# START OF DATA FOR THE TASK

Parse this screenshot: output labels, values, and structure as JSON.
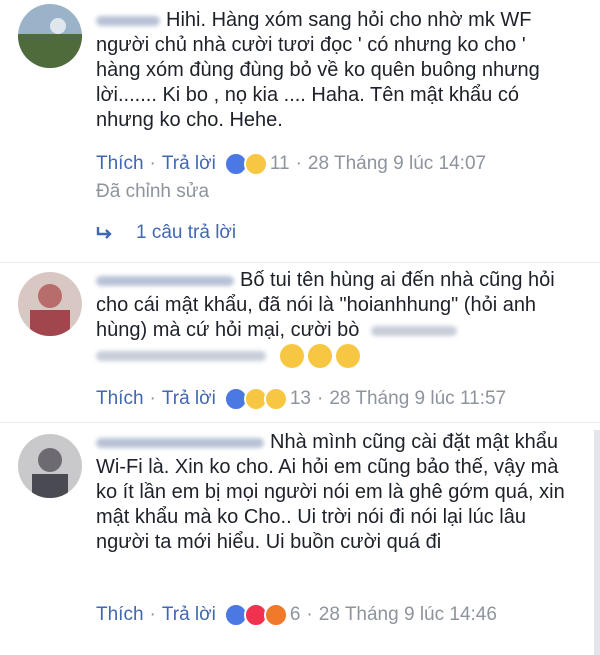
{
  "comments": [
    {
      "text": "Hihi. Hàng xóm sang hỏi cho nhờ mk WF người chủ nhà cười tươi đọc ' có nhưng ko cho ' hàng xóm đùng đùng bỏ về ko quên buông nhưng lời....... Ki bo , nọ kia .... Haha. Tên mật khẩu có nhưng ko cho. Hehe.",
      "like_label": "Thích",
      "reply_label": "Trả lời",
      "reaction_count": "11",
      "time": "28 Tháng 9 lúc 14:07",
      "edited": "Đã chỉnh sửa",
      "replies": "1 câu trả lời",
      "reactions": [
        "like-icon",
        "haha-icon"
      ]
    },
    {
      "text": "Bố tui tên hùng ai đến nhà cũng hỏi cho cái mật khẩu, đã nói là \"hoianhhung\" (hỏi anh hùng) mà cứ hỏi mại, cười bò",
      "like_label": "Thích",
      "reply_label": "Trả lời",
      "reaction_count": "13",
      "time": "28 Tháng 9 lúc 11:57",
      "reactions": [
        "like-icon",
        "haha-icon",
        "wow-icon"
      ]
    },
    {
      "text": "Nhà mình cũng cài đặt mật khẩu Wi-Fi là. Xin ko cho. Ai hỏi em cũng bảo thế, vậy mà ko ít lần em bị mọi người nói em là ghê gớm quá, xin mật khẩu mà ko Cho.. Ui trời nói đi nói lại lúc lâu người ta mới hiểu. Ui buồn cười quá đi",
      "like_label": "Thích",
      "reply_label": "Trả lời",
      "reaction_count": "6",
      "time": "28 Tháng 9 lúc 14:46",
      "reactions": [
        "like-icon",
        "love-icon",
        "angry-icon"
      ]
    }
  ],
  "colors": {
    "link": "#4267b2",
    "meta": "#8d949e",
    "text": "#1d2129"
  }
}
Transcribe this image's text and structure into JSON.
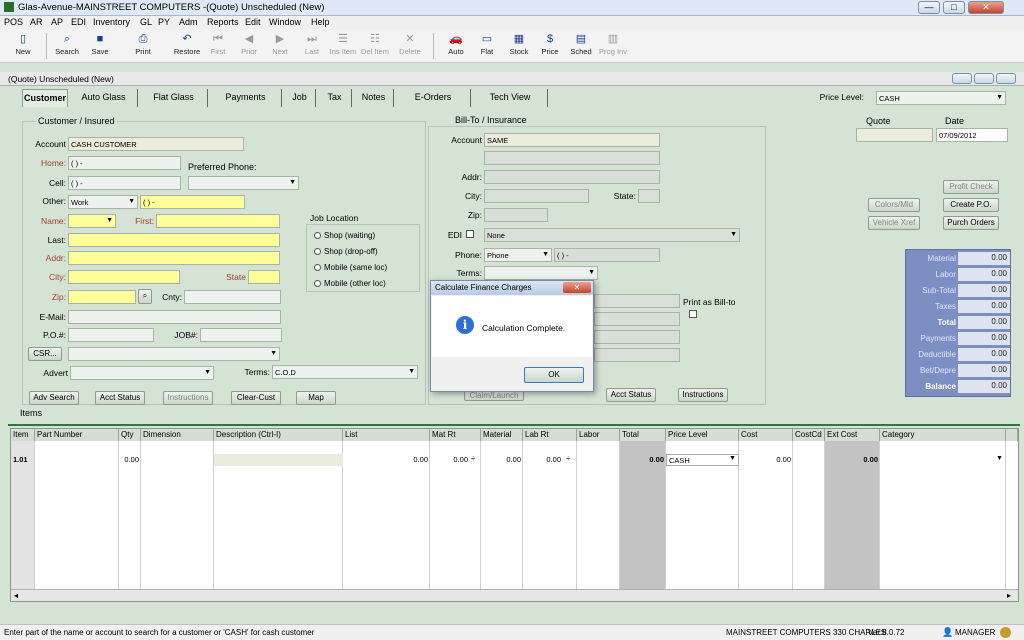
{
  "window": {
    "title": "Glas-Avenue-MAINSTREET COMPUTERS -(Quote) Unscheduled (New)",
    "minimize": "—",
    "maximize": "□",
    "close": "✕"
  },
  "menu": [
    "POS",
    "AR",
    "AP",
    "EDI",
    "Inventory",
    "GL",
    "PY",
    "Adm",
    "Reports",
    "Edit",
    "Window",
    "Help"
  ],
  "toolbar": {
    "new": "New",
    "search": "Search",
    "save": "Save",
    "print": "Print",
    "restore": "Restore",
    "first": "First",
    "prior": "Prior",
    "next": "Next",
    "last": "Last",
    "ins_item": "Ins Item",
    "del_item": "Del Item",
    "delete": "Delete",
    "auto": "Auto",
    "flat": "Flat",
    "stock": "Stock",
    "price": "Price",
    "sched": "Sched",
    "prog_inv": "Prog Inv"
  },
  "subwindow": {
    "title": "(Quote) Unscheduled (New)"
  },
  "tabs": [
    "Customer",
    "Auto Glass",
    "Flat Glass",
    "Payments",
    "Job",
    "Tax",
    "Notes",
    "E-Orders",
    "Tech View"
  ],
  "price_level": {
    "label": "Price Level:",
    "value": "CASH"
  },
  "quote": {
    "label": "Quote",
    "value": ""
  },
  "date": {
    "label": "Date",
    "value": "07/09/2012"
  },
  "customer": {
    "section": "Customer / Insured",
    "account_label": "Account",
    "account": "CASH CUSTOMER",
    "home_label": "Home:",
    "home": "( )  -",
    "cell_label": "Cell:",
    "cell": "( )  -",
    "preferred_phone": "Preferred Phone:",
    "other_label": "Other:",
    "other_type": "Work",
    "other": "( )  -",
    "name_label": "Name:",
    "first_label": "First:",
    "last_label": "Last:",
    "addr_label": "Addr:",
    "city_label": "City:",
    "state_label": "State",
    "zip_label": "Zip:",
    "cnty_label": "Cnty:",
    "email_label": "E-Mail:",
    "po_label": "P.O.#:",
    "job_label": "JOB#:",
    "csr": "CSR...",
    "advert_label": "Advert",
    "terms_label": "Terms:",
    "terms": "C.O.D"
  },
  "job_location": {
    "label": "Job Location",
    "options": [
      "Shop (waiting)",
      "Shop (drop-off)",
      "Mobile (same loc)",
      "Mobile (other loc)"
    ]
  },
  "billto": {
    "section": "Bill-To / Insurance",
    "account_label": "Account",
    "account": "SAME",
    "addr_label": "Addr:",
    "city_label": "City:",
    "state_label": "State:",
    "zip_label": "Zip:",
    "edi_label": "EDI",
    "edi": "None",
    "phone_label": "Phone:",
    "phone_type": "Phone",
    "phone": "( )  -",
    "terms_label": "Terms:",
    "print_as_billto": "Print as Bill-to"
  },
  "buttons": {
    "adv_search": "Adv Search",
    "acct_status": "Acct Status",
    "instructions": "Instructions",
    "clear_cust": "Clear-Cust",
    "map": "Map",
    "claim_launch": "Claim/Launch",
    "acct_status2": "Acct Status",
    "instructions2": "Instructions",
    "profit_check": "Profit Check",
    "colors_mld": "Colors/Mld",
    "create_po": "Create P.O.",
    "vehicle_xref": "Vehicle Xref",
    "purch_orders": "Purch Orders"
  },
  "totals": [
    {
      "label": "Material",
      "value": "0.00"
    },
    {
      "label": "Labor",
      "value": "0.00"
    },
    {
      "label": "Sub-Total",
      "value": "0.00"
    },
    {
      "label": "Taxes",
      "value": "0.00"
    },
    {
      "label": "Total",
      "value": "0.00"
    },
    {
      "label": "Payments",
      "value": "0.00"
    },
    {
      "label": "Deductible",
      "value": "0.00"
    },
    {
      "label": "Bet/Depre",
      "value": "0.00"
    },
    {
      "label": "Balance",
      "value": "0.00"
    }
  ],
  "items_label": "Items",
  "grid": {
    "headers": [
      "Item",
      "Part Number",
      "Qty",
      "Dimension",
      "Description (Ctrl-I)",
      "List",
      "Mat Rt",
      "Material",
      "Lab Rt",
      "Labor",
      "Total",
      "Price Level",
      "Cost",
      "CostCd",
      "Ext Cost",
      "Category"
    ],
    "row": {
      "item": "1.01",
      "qty": "0.00",
      "list": "0.00",
      "mat_rt": "0.00",
      "material": "0.00",
      "lab_rt": "0.00",
      "total": "0.00",
      "price_level": "CASH",
      "cost": "0.00",
      "ext_cost": "0.00"
    }
  },
  "dialog": {
    "title": "Calculate Finance Charges",
    "message": "Calculation Complete.",
    "ok": "OK",
    "close": "✕"
  },
  "status": {
    "hint": "Enter part of the name or account to search for a customer or 'CASH' for cash customer",
    "company": "MAINSTREET COMPUTERS 330 CHARLES",
    "version": "Ver:8.0.72",
    "user": "MANAGER"
  }
}
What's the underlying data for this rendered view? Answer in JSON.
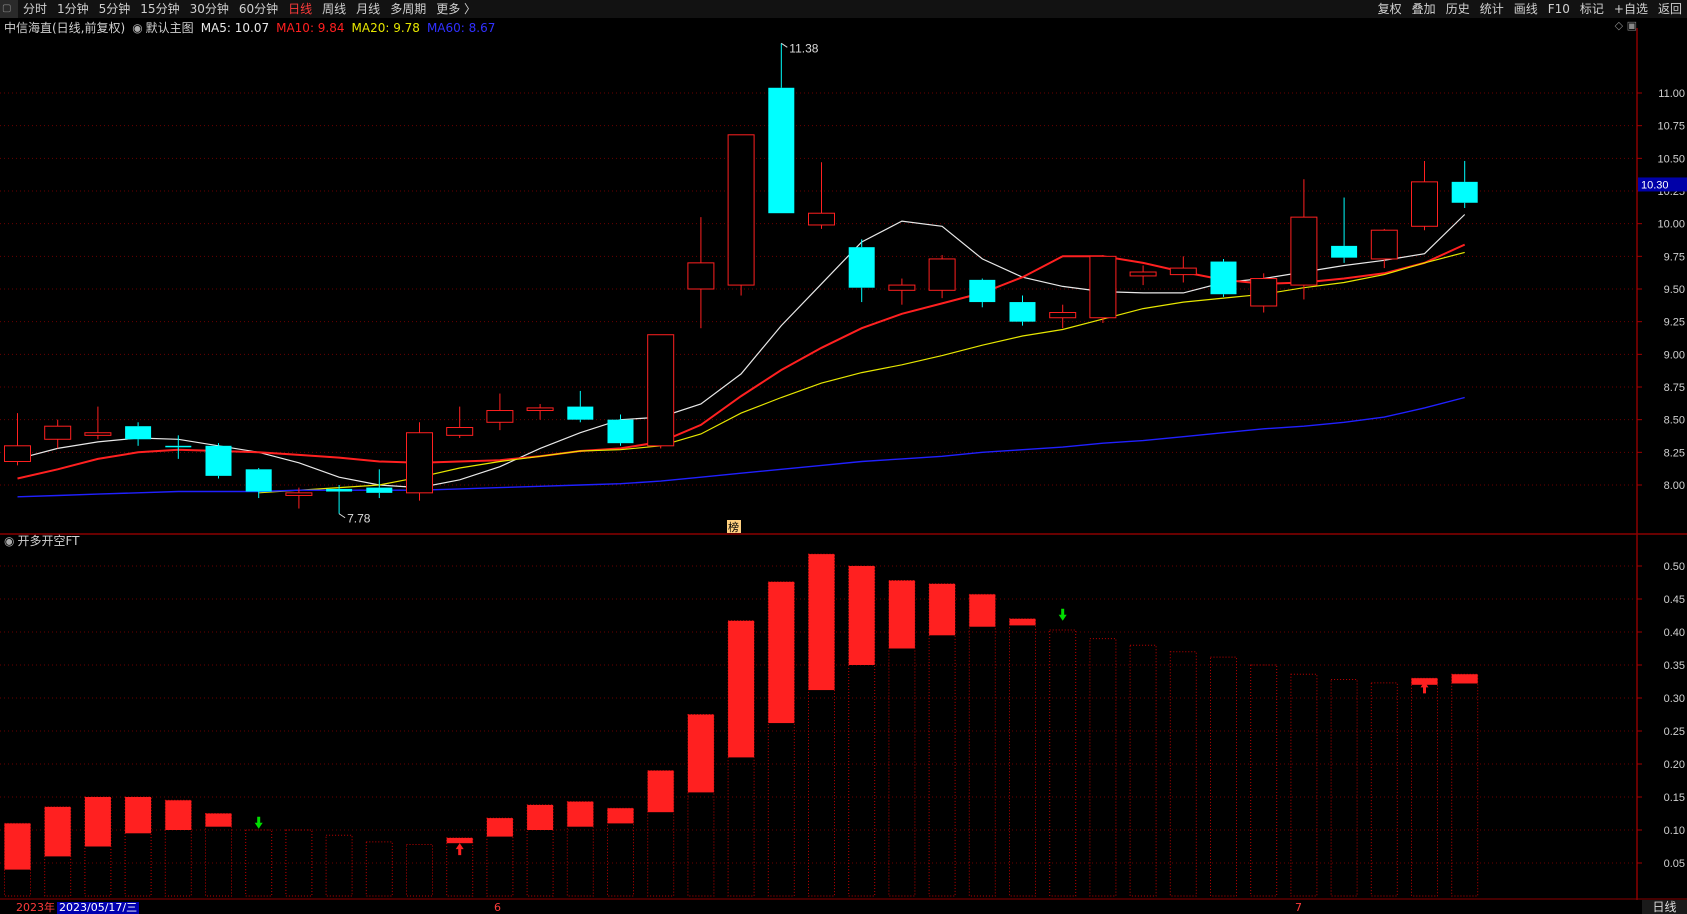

# END OF DATA FOR THE TASK

• REQUIRED TASK: Every line that holds the string "Unscheduled" should be returned.

• SOLUTION:
    "title": "Glas-Avenue-MAINSTREET COMPUTERS -(Quote) Unscheduled (New)",
    "title": "(Quote) Unscheduled (New)"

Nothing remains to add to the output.